Extracted records
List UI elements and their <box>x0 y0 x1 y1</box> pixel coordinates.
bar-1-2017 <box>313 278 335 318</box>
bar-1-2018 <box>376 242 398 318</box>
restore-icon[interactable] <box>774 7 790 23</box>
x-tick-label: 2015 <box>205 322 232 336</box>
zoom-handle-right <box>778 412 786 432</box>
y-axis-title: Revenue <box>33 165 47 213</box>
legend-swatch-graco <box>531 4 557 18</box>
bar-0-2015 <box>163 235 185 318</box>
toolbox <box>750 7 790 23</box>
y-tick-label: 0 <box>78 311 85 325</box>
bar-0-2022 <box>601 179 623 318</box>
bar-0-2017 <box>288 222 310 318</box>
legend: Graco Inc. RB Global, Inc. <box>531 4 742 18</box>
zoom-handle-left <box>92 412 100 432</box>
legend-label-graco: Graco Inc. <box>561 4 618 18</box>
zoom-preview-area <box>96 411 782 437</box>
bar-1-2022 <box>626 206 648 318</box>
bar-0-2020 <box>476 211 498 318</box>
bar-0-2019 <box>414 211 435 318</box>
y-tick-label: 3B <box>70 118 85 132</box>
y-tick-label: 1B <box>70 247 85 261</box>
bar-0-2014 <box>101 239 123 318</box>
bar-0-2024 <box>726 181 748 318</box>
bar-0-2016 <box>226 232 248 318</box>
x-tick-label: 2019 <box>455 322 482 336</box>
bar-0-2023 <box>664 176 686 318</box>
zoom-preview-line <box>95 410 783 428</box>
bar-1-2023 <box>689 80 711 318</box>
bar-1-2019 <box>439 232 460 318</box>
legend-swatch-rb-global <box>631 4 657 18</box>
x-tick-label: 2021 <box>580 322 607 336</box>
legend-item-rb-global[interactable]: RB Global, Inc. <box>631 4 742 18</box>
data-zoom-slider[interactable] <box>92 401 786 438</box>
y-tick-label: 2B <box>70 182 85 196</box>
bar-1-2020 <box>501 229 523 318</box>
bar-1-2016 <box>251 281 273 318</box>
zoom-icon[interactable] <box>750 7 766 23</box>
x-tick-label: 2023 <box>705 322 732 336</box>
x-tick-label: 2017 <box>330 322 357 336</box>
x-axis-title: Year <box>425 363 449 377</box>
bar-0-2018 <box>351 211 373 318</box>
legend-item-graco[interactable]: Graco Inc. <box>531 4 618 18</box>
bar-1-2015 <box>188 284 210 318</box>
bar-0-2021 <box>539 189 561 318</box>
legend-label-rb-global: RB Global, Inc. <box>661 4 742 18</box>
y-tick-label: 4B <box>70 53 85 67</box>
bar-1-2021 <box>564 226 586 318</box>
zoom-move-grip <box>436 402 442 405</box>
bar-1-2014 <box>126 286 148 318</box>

Exercise details
Reproduce every line of the records above verbatim, in the same order.

Full solution
List UI elements and their <box>x0 y0 x1 y1</box> pixel coordinates.
bar-1-2017 <box>313 278 335 318</box>
bar-1-2018 <box>376 242 398 318</box>
restore-icon[interactable] <box>774 7 790 23</box>
x-tick-label: 2015 <box>205 322 232 336</box>
zoom-handle-right <box>778 412 786 432</box>
y-axis-title: Revenue <box>33 165 47 213</box>
legend-swatch-graco <box>531 4 557 18</box>
bar-0-2015 <box>163 235 185 318</box>
toolbox <box>750 7 790 23</box>
y-tick-label: 0 <box>78 311 85 325</box>
bar-0-2022 <box>601 179 623 318</box>
bar-0-2017 <box>288 222 310 318</box>
legend: Graco Inc. RB Global, Inc. <box>531 4 742 18</box>
zoom-handle-left <box>92 412 100 432</box>
legend-label-graco: Graco Inc. <box>561 4 618 18</box>
zoom-preview-area <box>96 411 782 437</box>
bar-1-2022 <box>626 206 648 318</box>
bar-0-2020 <box>476 211 498 318</box>
bar-0-2019 <box>414 211 435 318</box>
y-tick-label: 3B <box>70 118 85 132</box>
y-tick-label: 1B <box>70 247 85 261</box>
bar-0-2014 <box>101 239 123 318</box>
bar-0-2024 <box>726 181 748 318</box>
bar-0-2016 <box>226 232 248 318</box>
x-tick-label: 2019 <box>455 322 482 336</box>
bar-0-2023 <box>664 176 686 318</box>
zoom-preview-line <box>95 410 783 428</box>
bar-1-2023 <box>689 80 711 318</box>
bar-1-2019 <box>439 232 460 318</box>
legend-swatch-rb-global <box>631 4 657 18</box>
x-tick-label: 2021 <box>580 322 607 336</box>
legend-item-rb-global[interactable]: RB Global, Inc. <box>631 4 742 18</box>
data-zoom-slider[interactable] <box>92 401 786 438</box>
y-tick-label: 2B <box>70 182 85 196</box>
bar-1-2020 <box>501 229 523 318</box>
bar-1-2016 <box>251 281 273 318</box>
zoom-icon[interactable] <box>750 7 766 23</box>
x-tick-label: 2023 <box>705 322 732 336</box>
x-tick-label: 2017 <box>330 322 357 336</box>
x-axis-title: Year <box>425 363 449 377</box>
bar-0-2018 <box>351 211 373 318</box>
legend-item-graco[interactable]: Graco Inc. <box>531 4 618 18</box>
bar-1-2015 <box>188 284 210 318</box>
bar-0-2021 <box>539 189 561 318</box>
legend-label-rb-global: RB Global, Inc. <box>661 4 742 18</box>
y-tick-label: 4B <box>70 53 85 67</box>
bar-1-2021 <box>564 226 586 318</box>
zoom-move-grip <box>436 402 442 405</box>
bar-1-2014 <box>126 286 148 318</box>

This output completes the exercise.